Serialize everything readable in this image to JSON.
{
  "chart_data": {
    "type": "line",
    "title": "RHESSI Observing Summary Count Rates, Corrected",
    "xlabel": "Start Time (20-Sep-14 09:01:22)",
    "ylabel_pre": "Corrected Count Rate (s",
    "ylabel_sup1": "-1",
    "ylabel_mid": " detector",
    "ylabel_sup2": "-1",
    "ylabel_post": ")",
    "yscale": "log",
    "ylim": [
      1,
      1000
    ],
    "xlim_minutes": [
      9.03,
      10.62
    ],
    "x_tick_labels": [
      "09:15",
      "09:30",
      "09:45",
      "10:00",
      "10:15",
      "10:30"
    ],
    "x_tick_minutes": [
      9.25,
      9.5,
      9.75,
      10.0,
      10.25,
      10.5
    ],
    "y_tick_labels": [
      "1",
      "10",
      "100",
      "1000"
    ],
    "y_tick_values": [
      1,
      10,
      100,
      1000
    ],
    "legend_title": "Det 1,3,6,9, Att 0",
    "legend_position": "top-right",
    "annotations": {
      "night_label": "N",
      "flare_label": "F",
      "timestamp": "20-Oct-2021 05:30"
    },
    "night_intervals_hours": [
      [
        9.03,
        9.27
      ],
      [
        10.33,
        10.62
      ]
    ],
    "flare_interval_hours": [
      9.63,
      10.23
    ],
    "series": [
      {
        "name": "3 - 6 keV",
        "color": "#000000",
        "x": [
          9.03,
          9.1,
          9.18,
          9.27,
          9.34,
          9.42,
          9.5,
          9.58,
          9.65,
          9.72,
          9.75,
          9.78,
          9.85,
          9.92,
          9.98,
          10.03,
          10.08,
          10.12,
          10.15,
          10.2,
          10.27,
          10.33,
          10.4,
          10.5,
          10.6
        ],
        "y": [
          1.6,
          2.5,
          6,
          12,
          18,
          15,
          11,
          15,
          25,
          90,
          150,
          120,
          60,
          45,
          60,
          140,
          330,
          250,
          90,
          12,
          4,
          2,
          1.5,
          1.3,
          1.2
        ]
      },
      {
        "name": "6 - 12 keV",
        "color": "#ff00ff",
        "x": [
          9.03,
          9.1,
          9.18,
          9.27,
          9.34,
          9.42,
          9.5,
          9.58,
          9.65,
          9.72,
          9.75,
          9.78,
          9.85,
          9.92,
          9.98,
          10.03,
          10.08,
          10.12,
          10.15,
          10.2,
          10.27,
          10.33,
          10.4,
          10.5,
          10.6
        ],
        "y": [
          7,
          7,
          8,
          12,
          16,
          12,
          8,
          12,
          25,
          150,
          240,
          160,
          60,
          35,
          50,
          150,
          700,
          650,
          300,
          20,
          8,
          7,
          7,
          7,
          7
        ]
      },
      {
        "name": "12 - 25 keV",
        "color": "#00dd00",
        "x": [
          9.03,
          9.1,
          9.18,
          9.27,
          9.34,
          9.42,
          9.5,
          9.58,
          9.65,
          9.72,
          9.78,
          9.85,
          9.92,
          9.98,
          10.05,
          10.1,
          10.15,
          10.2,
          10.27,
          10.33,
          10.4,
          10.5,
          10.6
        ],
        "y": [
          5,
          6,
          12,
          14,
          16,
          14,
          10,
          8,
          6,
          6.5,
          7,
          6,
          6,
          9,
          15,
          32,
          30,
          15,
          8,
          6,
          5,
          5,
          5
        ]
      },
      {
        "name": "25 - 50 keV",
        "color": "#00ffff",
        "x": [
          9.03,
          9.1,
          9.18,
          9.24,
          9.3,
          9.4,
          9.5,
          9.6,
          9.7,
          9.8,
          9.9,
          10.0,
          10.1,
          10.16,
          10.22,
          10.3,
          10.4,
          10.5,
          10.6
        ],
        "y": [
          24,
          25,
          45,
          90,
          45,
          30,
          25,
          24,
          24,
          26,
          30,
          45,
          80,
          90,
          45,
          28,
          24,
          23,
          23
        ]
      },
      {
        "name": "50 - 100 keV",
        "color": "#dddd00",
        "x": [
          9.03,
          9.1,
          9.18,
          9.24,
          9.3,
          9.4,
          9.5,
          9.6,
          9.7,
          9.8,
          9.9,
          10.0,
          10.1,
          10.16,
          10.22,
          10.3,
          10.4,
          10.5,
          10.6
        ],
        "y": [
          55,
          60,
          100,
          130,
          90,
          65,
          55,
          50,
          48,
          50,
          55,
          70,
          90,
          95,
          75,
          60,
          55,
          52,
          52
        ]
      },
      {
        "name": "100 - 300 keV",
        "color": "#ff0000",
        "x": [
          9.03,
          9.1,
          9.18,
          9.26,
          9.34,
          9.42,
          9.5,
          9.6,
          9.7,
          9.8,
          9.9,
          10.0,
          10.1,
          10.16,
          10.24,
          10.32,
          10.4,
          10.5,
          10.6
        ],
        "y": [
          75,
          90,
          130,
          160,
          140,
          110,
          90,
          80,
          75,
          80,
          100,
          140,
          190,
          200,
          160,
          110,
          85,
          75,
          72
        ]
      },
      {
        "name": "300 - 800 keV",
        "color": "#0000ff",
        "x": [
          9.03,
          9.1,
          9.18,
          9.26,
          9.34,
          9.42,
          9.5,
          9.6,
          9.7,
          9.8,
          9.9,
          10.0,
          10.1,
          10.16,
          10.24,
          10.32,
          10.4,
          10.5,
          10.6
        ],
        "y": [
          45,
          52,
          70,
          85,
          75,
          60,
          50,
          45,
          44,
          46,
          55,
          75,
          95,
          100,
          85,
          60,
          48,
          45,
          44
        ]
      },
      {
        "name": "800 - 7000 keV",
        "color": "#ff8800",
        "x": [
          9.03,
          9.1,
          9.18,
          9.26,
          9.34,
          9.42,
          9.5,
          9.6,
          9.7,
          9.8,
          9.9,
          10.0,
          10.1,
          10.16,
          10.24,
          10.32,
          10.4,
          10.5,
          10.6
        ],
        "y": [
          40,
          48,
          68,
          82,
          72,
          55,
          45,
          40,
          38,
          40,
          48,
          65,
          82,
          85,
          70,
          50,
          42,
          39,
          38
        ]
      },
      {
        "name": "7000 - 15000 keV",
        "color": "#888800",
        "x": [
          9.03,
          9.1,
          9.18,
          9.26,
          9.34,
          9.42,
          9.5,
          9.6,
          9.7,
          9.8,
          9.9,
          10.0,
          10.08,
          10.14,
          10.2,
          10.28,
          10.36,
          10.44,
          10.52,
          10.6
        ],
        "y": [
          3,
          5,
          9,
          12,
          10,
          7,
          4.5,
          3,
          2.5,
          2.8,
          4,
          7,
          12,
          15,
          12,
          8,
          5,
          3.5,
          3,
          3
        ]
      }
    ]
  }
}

^^^^

Copy every record exactly, with nothing added or dropped.

** Finished exercise **
Serialize everything readable in this image to JSON.
{
  "chart_data": {
    "type": "line",
    "title": "RHESSI Observing Summary Count Rates, Corrected",
    "xlabel": "Start Time (20-Sep-14 09:01:22)",
    "ylabel_pre": "Corrected Count Rate (s",
    "ylabel_sup1": "-1",
    "ylabel_mid": " detector",
    "ylabel_sup2": "-1",
    "ylabel_post": ")",
    "yscale": "log",
    "ylim": [
      1,
      1000
    ],
    "xlim_minutes": [
      9.03,
      10.62
    ],
    "x_tick_labels": [
      "09:15",
      "09:30",
      "09:45",
      "10:00",
      "10:15",
      "10:30"
    ],
    "x_tick_minutes": [
      9.25,
      9.5,
      9.75,
      10.0,
      10.25,
      10.5
    ],
    "y_tick_labels": [
      "1",
      "10",
      "100",
      "1000"
    ],
    "y_tick_values": [
      1,
      10,
      100,
      1000
    ],
    "legend_title": "Det 1,3,6,9, Att 0",
    "legend_position": "top-right",
    "annotations": {
      "night_label": "N",
      "flare_label": "F",
      "timestamp": "20-Oct-2021 05:30"
    },
    "night_intervals_hours": [
      [
        9.03,
        9.27
      ],
      [
        10.33,
        10.62
      ]
    ],
    "flare_interval_hours": [
      9.63,
      10.23
    ],
    "series": [
      {
        "name": "3 - 6 keV",
        "color": "#000000",
        "x": [
          9.03,
          9.1,
          9.18,
          9.27,
          9.34,
          9.42,
          9.5,
          9.58,
          9.65,
          9.72,
          9.75,
          9.78,
          9.85,
          9.92,
          9.98,
          10.03,
          10.08,
          10.12,
          10.15,
          10.2,
          10.27,
          10.33,
          10.4,
          10.5,
          10.6
        ],
        "y": [
          1.6,
          2.5,
          6,
          12,
          18,
          15,
          11,
          15,
          25,
          90,
          150,
          120,
          60,
          45,
          60,
          140,
          330,
          250,
          90,
          12,
          4,
          2,
          1.5,
          1.3,
          1.2
        ]
      },
      {
        "name": "6 - 12 keV",
        "color": "#ff00ff",
        "x": [
          9.03,
          9.1,
          9.18,
          9.27,
          9.34,
          9.42,
          9.5,
          9.58,
          9.65,
          9.72,
          9.75,
          9.78,
          9.85,
          9.92,
          9.98,
          10.03,
          10.08,
          10.12,
          10.15,
          10.2,
          10.27,
          10.33,
          10.4,
          10.5,
          10.6
        ],
        "y": [
          7,
          7,
          8,
          12,
          16,
          12,
          8,
          12,
          25,
          150,
          240,
          160,
          60,
          35,
          50,
          150,
          700,
          650,
          300,
          20,
          8,
          7,
          7,
          7,
          7
        ]
      },
      {
        "name": "12 - 25 keV",
        "color": "#00dd00",
        "x": [
          9.03,
          9.1,
          9.18,
          9.27,
          9.34,
          9.42,
          9.5,
          9.58,
          9.65,
          9.72,
          9.78,
          9.85,
          9.92,
          9.98,
          10.05,
          10.1,
          10.15,
          10.2,
          10.27,
          10.33,
          10.4,
          10.5,
          10.6
        ],
        "y": [
          5,
          6,
          12,
          14,
          16,
          14,
          10,
          8,
          6,
          6.5,
          7,
          6,
          6,
          9,
          15,
          32,
          30,
          15,
          8,
          6,
          5,
          5,
          5
        ]
      },
      {
        "name": "25 - 50 keV",
        "color": "#00ffff",
        "x": [
          9.03,
          9.1,
          9.18,
          9.24,
          9.3,
          9.4,
          9.5,
          9.6,
          9.7,
          9.8,
          9.9,
          10.0,
          10.1,
          10.16,
          10.22,
          10.3,
          10.4,
          10.5,
          10.6
        ],
        "y": [
          24,
          25,
          45,
          90,
          45,
          30,
          25,
          24,
          24,
          26,
          30,
          45,
          80,
          90,
          45,
          28,
          24,
          23,
          23
        ]
      },
      {
        "name": "50 - 100 keV",
        "color": "#dddd00",
        "x": [
          9.03,
          9.1,
          9.18,
          9.24,
          9.3,
          9.4,
          9.5,
          9.6,
          9.7,
          9.8,
          9.9,
          10.0,
          10.1,
          10.16,
          10.22,
          10.3,
          10.4,
          10.5,
          10.6
        ],
        "y": [
          55,
          60,
          100,
          130,
          90,
          65,
          55,
          50,
          48,
          50,
          55,
          70,
          90,
          95,
          75,
          60,
          55,
          52,
          52
        ]
      },
      {
        "name": "100 - 300 keV",
        "color": "#ff0000",
        "x": [
          9.03,
          9.1,
          9.18,
          9.26,
          9.34,
          9.42,
          9.5,
          9.6,
          9.7,
          9.8,
          9.9,
          10.0,
          10.1,
          10.16,
          10.24,
          10.32,
          10.4,
          10.5,
          10.6
        ],
        "y": [
          75,
          90,
          130,
          160,
          140,
          110,
          90,
          80,
          75,
          80,
          100,
          140,
          190,
          200,
          160,
          110,
          85,
          75,
          72
        ]
      },
      {
        "name": "300 - 800 keV",
        "color": "#0000ff",
        "x": [
          9.03,
          9.1,
          9.18,
          9.26,
          9.34,
          9.42,
          9.5,
          9.6,
          9.7,
          9.8,
          9.9,
          10.0,
          10.1,
          10.16,
          10.24,
          10.32,
          10.4,
          10.5,
          10.6
        ],
        "y": [
          45,
          52,
          70,
          85,
          75,
          60,
          50,
          45,
          44,
          46,
          55,
          75,
          95,
          100,
          85,
          60,
          48,
          45,
          44
        ]
      },
      {
        "name": "800 - 7000 keV",
        "color": "#ff8800",
        "x": [
          9.03,
          9.1,
          9.18,
          9.26,
          9.34,
          9.42,
          9.5,
          9.6,
          9.7,
          9.8,
          9.9,
          10.0,
          10.1,
          10.16,
          10.24,
          10.32,
          10.4,
          10.5,
          10.6
        ],
        "y": [
          40,
          48,
          68,
          82,
          72,
          55,
          45,
          40,
          38,
          40,
          48,
          65,
          82,
          85,
          70,
          50,
          42,
          39,
          38
        ]
      },
      {
        "name": "7000 - 15000 keV",
        "color": "#888800",
        "x": [
          9.03,
          9.1,
          9.18,
          9.26,
          9.34,
          9.42,
          9.5,
          9.6,
          9.7,
          9.8,
          9.9,
          10.0,
          10.08,
          10.14,
          10.2,
          10.28,
          10.36,
          10.44,
          10.52,
          10.6
        ],
        "y": [
          3,
          5,
          9,
          12,
          10,
          7,
          4.5,
          3,
          2.5,
          2.8,
          4,
          7,
          12,
          15,
          12,
          8,
          5,
          3.5,
          3,
          3
        ]
      }
    ]
  }
}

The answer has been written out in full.